- _Task objective_
Recast the data from the start through the line containing "In FIG. 1, the lower guide" as a two-column CSV with the headers input and output, one row for each text and its answer. Put each in a single quoted field with line breaks turned into spaces, and leave the pictures out.

- _Provided records_
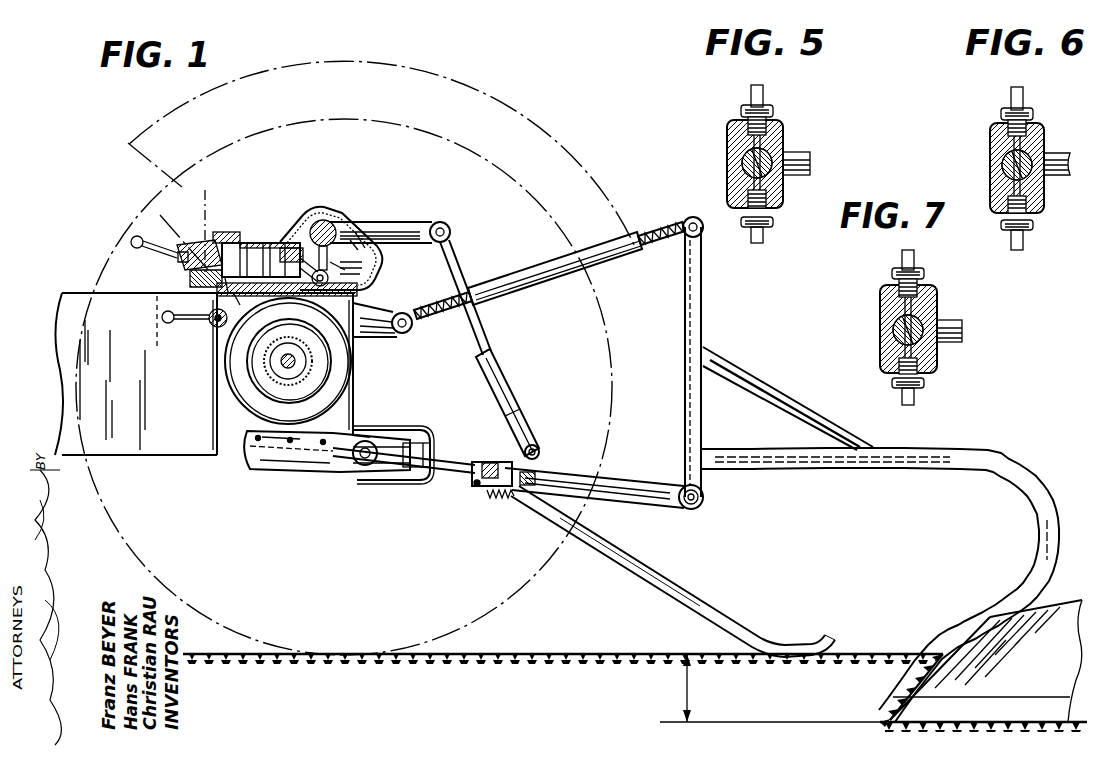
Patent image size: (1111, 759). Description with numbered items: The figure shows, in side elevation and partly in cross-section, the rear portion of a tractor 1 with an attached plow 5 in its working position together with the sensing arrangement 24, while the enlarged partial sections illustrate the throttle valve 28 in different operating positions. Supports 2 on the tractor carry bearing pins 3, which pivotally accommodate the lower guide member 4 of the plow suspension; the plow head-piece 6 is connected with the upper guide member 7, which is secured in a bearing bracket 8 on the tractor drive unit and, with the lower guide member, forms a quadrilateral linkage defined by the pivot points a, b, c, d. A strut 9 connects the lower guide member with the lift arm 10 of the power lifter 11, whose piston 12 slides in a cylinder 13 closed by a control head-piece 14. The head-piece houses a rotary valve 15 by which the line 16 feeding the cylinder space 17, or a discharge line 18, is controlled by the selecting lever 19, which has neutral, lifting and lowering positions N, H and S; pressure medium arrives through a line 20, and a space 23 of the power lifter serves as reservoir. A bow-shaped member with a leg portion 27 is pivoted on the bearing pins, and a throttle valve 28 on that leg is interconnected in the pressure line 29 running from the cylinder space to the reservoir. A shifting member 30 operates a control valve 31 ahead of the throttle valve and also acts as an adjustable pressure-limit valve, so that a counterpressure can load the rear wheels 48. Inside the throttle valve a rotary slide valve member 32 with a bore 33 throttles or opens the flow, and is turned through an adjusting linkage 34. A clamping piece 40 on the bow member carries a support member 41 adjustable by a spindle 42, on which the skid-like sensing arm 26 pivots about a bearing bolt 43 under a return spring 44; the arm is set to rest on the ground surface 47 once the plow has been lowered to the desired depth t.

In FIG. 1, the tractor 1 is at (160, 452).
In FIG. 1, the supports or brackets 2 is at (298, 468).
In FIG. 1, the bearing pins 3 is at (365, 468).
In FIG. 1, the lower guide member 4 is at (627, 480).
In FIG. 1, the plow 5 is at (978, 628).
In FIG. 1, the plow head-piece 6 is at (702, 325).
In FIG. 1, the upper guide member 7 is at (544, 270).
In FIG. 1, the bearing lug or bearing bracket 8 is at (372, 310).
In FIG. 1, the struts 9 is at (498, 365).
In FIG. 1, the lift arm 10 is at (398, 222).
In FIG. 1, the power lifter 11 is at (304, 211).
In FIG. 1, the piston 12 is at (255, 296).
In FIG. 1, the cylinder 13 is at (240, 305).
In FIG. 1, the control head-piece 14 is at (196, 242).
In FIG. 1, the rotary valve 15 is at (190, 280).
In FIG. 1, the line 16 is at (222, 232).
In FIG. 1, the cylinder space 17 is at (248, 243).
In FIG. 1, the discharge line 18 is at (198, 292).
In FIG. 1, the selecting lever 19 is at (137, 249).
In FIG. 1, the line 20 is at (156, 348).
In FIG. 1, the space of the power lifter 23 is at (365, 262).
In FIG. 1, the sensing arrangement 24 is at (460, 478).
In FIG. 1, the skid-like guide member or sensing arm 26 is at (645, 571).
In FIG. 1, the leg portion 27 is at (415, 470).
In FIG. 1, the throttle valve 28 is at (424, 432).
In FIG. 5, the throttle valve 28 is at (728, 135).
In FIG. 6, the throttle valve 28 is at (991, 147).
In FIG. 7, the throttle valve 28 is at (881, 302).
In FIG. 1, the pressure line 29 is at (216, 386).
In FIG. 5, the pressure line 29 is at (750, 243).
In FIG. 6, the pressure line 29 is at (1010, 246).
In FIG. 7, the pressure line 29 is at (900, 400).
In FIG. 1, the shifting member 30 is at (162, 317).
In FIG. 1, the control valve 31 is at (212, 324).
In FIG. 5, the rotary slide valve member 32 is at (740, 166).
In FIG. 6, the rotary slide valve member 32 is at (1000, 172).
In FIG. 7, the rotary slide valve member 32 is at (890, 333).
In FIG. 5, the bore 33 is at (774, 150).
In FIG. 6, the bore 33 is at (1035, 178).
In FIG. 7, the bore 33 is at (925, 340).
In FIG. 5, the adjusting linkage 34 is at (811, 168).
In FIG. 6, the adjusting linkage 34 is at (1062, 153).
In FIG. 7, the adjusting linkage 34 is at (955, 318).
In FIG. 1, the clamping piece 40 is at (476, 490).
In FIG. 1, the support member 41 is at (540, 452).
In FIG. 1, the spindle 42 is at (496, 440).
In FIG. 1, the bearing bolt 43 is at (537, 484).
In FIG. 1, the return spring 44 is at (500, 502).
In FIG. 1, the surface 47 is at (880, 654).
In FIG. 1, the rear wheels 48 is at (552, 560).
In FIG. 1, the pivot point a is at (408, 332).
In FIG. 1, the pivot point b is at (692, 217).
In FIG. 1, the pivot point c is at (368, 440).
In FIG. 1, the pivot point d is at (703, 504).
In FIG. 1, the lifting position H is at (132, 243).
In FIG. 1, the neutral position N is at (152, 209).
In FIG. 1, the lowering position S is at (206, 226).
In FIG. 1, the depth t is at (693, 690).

- _Correct output_
input,output
"Patent image size: (1111, 759). Description with numbered items: The figure shows, in side elevation and partly in cross-section, the rear portion of a tractor 1 with an attached plow 5 in its working position together with the sensing arrangement 24, while the enlarged partial sections illustrate the throttle valve 28 in different operating positions. Supports 2 on the tractor carry bearing pins 3, which pivotally accommodate the lower guide member 4 of the plow suspension; the plow head-piece 6 is connected with the upper guide member 7, which is secured in a bearing bracket 8 on the tractor drive unit and, with the lower guide member, forms a quadrilateral linkage defined by the pivot points a, b, c, d. A strut 9 connects the lower guide member with the lift arm 10 of the power lifter 11, whose piston 12 slides in a cylinder 13 closed by a control head-piece 14. The head-piece houses a rotary valve 15 by which the line 16 feeding the cylinder space 17, or a discharge line 18, is controlled by the selecting lever 19, which has neutral, lifting and lowering positions N, H and S; pressure medium arrives through a line 20, and a space 23 of the power lifter serves as reservoir. A bow-shaped member with a leg portion 27 is pivoted on the bearing pins, and a throttle valve 28 on that leg is interconnected in the pressure line 29 running from the cylinder space to the reservoir. A shifting member 30 operates a control valve 31 ahead of the throttle valve and also acts as an adjustable pressure-limit valve, so that a counterpressure can load the rear wheels 48. Inside the throttle valve a rotary slide valve member 32 with a bore 33 throttles or opens the flow, and is turned through an adjusting linkage 34. A clamping piece 40 on the bow member carries a support member 41 adjustable by a spindle 42, on which the skid-like sensing arm 26 pivots about a bearing bolt 43 under a return spring 44; the arm is set to rest on the ground surface 47 once the plow has been lowered to the desired depth t.","In FIG. 1, the tractor 1 is at (160, 452). In FIG. 1, the supports or brackets 2 is at (298, 468). In FIG. 1, the bearing pins 3 is at (365, 468). In FIG. 1, the lower guide member 4 is at (627, 480)."